[Dataset items]
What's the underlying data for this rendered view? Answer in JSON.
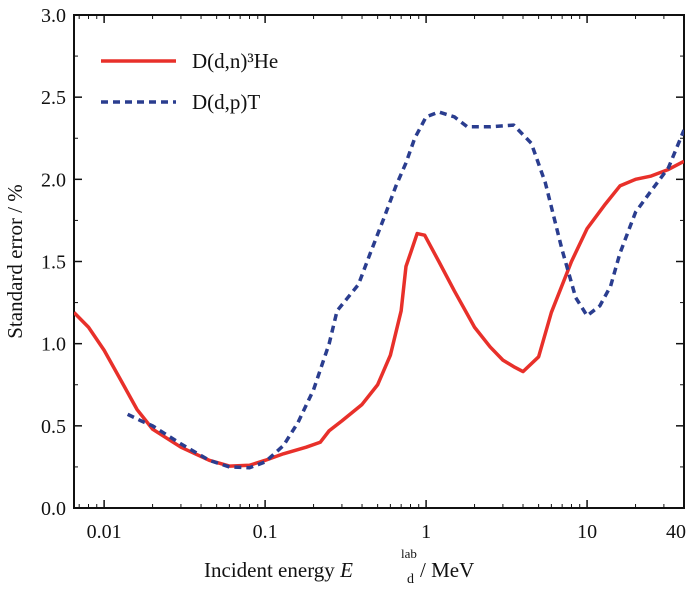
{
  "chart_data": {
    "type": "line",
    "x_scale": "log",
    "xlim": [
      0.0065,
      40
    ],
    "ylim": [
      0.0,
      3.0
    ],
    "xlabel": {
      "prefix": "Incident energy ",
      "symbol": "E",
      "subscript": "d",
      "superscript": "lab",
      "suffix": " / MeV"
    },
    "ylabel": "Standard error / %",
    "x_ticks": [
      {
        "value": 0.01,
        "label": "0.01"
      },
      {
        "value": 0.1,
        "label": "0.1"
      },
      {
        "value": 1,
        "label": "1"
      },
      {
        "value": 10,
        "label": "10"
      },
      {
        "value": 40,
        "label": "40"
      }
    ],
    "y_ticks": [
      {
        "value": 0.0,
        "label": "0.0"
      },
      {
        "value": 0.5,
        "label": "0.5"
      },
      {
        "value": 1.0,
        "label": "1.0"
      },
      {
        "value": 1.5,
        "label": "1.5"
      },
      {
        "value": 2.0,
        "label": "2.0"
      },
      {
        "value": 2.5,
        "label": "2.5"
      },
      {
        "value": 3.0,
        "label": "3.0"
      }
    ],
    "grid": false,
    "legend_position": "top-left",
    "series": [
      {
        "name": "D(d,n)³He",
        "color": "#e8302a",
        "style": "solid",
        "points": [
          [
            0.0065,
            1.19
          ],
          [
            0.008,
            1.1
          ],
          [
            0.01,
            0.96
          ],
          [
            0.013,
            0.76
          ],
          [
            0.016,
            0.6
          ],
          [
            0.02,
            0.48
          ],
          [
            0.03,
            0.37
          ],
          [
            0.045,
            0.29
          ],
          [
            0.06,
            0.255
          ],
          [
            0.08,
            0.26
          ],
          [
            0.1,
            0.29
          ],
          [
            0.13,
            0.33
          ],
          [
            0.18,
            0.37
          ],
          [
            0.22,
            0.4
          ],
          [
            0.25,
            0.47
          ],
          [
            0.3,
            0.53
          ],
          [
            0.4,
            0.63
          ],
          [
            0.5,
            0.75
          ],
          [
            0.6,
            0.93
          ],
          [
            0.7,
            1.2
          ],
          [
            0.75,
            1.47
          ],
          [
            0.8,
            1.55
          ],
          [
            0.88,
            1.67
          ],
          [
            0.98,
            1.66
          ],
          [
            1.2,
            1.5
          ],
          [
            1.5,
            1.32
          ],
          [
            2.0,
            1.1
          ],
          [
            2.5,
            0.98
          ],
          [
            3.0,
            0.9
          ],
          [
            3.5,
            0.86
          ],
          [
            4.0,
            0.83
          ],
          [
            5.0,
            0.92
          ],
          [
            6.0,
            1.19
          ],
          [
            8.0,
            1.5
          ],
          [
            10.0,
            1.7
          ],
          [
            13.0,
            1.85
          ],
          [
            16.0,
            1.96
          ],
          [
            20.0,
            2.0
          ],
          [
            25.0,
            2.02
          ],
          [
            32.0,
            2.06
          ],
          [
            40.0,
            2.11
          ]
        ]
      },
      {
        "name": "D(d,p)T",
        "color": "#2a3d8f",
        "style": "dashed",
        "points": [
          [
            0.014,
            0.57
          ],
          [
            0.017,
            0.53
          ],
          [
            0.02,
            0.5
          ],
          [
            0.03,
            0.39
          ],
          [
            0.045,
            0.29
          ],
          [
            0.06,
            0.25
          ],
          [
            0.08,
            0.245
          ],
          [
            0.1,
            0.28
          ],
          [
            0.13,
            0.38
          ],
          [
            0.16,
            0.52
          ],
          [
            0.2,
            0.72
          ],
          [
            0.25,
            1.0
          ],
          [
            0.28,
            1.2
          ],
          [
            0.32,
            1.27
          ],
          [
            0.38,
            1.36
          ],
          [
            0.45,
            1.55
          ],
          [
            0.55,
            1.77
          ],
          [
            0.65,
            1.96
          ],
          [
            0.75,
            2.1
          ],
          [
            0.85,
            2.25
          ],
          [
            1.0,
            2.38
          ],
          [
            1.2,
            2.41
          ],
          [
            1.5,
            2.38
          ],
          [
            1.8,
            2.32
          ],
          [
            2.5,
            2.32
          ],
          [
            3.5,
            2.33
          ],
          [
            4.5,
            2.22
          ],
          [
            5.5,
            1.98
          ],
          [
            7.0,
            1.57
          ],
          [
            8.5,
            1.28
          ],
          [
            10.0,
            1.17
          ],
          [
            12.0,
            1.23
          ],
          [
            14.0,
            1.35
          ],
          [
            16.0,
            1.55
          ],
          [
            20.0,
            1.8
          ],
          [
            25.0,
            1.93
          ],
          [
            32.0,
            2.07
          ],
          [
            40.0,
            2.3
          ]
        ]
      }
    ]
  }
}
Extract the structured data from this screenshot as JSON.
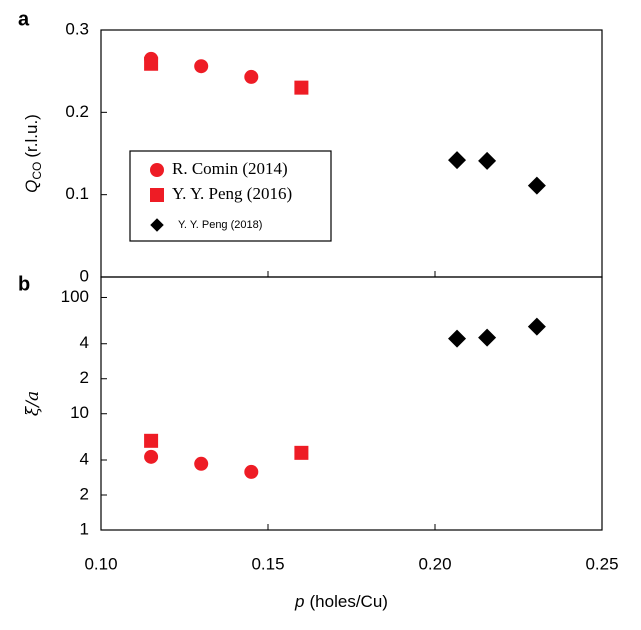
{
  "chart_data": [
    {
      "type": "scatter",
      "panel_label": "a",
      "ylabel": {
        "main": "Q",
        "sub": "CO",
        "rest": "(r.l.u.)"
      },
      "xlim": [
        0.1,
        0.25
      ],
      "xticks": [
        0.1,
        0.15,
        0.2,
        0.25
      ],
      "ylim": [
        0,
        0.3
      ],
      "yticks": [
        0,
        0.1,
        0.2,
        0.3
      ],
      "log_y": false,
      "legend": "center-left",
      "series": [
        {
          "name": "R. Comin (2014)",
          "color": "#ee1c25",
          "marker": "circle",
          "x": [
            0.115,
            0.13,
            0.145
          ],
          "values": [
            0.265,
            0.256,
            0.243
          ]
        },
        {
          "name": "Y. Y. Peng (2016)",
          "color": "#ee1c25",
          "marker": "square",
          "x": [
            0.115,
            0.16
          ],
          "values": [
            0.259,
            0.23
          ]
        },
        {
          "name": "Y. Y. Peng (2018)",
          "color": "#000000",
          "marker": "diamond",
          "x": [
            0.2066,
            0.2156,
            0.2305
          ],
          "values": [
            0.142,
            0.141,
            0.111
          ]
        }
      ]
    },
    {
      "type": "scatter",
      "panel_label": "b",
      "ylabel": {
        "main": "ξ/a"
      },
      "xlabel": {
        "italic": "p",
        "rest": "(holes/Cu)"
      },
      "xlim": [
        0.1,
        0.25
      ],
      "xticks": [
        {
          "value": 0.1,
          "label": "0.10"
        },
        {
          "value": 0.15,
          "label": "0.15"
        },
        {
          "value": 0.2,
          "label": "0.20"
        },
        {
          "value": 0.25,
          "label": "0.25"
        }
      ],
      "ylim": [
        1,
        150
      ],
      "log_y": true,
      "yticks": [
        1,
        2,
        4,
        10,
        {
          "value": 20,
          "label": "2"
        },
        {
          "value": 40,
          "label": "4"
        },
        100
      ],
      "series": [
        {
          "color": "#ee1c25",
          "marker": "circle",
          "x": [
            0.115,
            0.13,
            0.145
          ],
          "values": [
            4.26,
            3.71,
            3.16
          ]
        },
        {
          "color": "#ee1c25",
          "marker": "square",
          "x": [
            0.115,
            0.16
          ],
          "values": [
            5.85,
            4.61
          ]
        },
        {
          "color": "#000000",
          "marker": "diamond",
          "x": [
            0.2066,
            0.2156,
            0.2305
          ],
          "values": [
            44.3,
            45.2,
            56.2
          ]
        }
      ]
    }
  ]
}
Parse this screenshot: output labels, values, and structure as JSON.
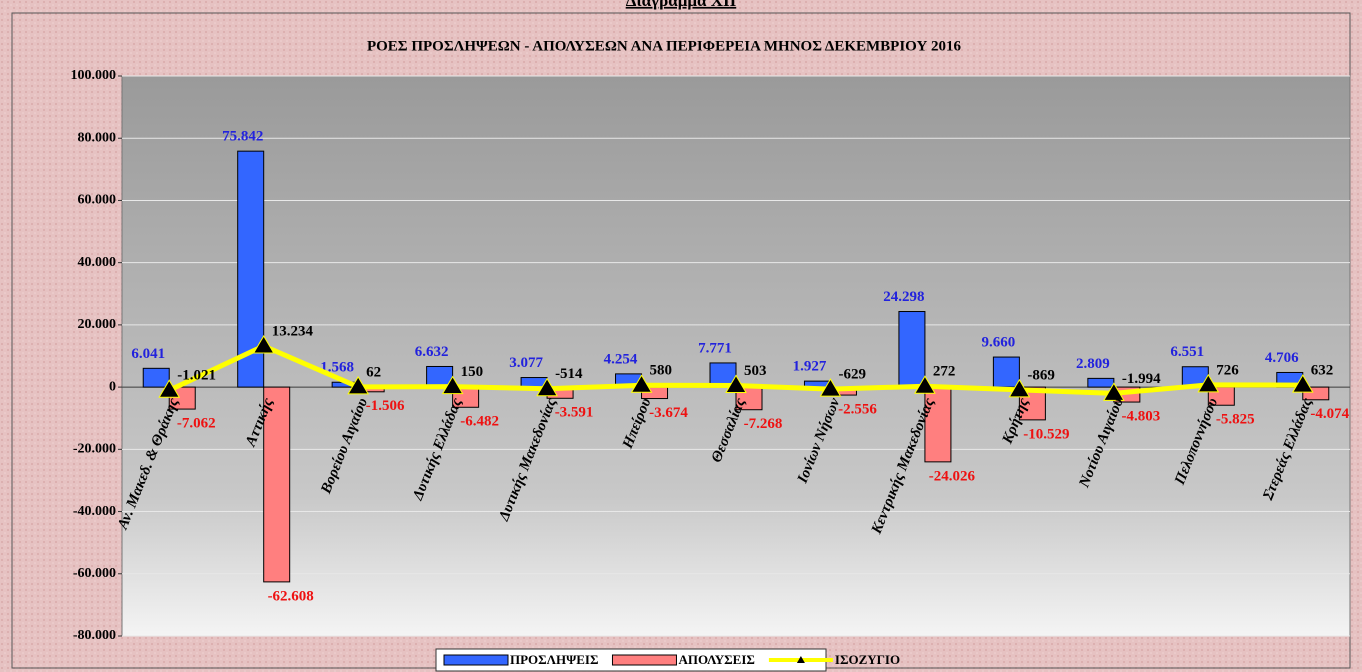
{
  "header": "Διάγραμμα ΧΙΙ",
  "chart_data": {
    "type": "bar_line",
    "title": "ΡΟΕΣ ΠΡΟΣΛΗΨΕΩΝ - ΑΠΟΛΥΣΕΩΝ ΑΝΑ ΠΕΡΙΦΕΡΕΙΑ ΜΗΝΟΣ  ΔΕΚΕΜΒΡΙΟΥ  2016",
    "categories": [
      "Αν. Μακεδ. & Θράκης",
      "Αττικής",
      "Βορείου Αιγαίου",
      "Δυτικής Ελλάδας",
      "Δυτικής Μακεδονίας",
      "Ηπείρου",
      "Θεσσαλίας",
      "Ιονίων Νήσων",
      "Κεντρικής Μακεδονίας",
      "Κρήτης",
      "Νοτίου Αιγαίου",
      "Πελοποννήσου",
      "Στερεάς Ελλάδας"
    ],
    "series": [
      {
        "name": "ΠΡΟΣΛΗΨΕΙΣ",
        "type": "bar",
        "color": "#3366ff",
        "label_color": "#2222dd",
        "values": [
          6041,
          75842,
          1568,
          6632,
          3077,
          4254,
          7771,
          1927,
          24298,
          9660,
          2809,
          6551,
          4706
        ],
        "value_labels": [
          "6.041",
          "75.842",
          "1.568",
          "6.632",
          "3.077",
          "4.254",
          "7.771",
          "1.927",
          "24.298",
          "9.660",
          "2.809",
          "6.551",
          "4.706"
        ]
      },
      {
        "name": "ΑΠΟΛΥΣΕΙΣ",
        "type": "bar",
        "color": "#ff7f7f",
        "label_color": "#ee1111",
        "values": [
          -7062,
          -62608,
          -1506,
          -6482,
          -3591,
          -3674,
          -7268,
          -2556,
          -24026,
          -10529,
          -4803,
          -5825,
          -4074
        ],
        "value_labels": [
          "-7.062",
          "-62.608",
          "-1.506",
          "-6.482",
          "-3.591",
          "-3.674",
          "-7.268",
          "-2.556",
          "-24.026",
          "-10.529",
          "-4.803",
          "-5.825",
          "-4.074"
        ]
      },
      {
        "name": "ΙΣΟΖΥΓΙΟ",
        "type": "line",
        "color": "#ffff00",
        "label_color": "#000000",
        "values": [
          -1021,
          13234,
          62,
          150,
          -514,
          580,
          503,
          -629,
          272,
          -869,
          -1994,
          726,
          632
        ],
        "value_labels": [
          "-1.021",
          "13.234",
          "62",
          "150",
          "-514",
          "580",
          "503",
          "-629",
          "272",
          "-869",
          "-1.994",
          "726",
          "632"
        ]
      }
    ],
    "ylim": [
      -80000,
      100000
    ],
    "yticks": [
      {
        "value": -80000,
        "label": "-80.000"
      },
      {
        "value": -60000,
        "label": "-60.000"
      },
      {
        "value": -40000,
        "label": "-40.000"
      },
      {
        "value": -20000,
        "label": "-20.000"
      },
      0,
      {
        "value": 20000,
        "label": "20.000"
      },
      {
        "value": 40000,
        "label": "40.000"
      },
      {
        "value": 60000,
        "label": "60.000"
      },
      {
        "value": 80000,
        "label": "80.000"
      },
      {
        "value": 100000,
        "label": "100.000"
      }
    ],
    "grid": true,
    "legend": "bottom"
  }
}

> _DIRECTIVE_
Return only the number of lines in the entries that contain the string "name".

> _FULL RESPONSE_
8